▶ [Set exercise]:
Pick out the lines below that include the string "kommun".

(Dataset entries)
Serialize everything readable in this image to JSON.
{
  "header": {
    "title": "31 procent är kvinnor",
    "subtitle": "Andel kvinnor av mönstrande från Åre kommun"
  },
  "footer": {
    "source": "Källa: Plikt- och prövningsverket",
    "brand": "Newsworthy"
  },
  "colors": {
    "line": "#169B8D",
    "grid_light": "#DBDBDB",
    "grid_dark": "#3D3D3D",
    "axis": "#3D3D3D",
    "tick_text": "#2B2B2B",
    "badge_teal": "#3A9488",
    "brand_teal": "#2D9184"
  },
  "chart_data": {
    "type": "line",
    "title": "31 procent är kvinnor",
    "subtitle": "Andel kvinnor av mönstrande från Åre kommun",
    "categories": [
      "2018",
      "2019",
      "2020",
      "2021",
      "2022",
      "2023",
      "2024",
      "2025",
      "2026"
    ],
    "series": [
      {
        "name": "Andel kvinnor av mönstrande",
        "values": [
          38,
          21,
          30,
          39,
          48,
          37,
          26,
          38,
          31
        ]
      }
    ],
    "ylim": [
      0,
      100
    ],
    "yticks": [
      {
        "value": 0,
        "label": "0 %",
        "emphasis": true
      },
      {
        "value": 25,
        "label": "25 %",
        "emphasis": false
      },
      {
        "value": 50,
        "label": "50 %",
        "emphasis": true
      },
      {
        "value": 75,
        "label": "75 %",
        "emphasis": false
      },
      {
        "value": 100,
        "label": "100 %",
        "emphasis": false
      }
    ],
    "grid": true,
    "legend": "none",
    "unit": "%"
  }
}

▶ [Exercise answer]:
    "subtitle": "Andel kvinnor av mönstrande från Åre kommun"
    "subtitle": "Andel kvinnor av mönstrande från Åre kommun",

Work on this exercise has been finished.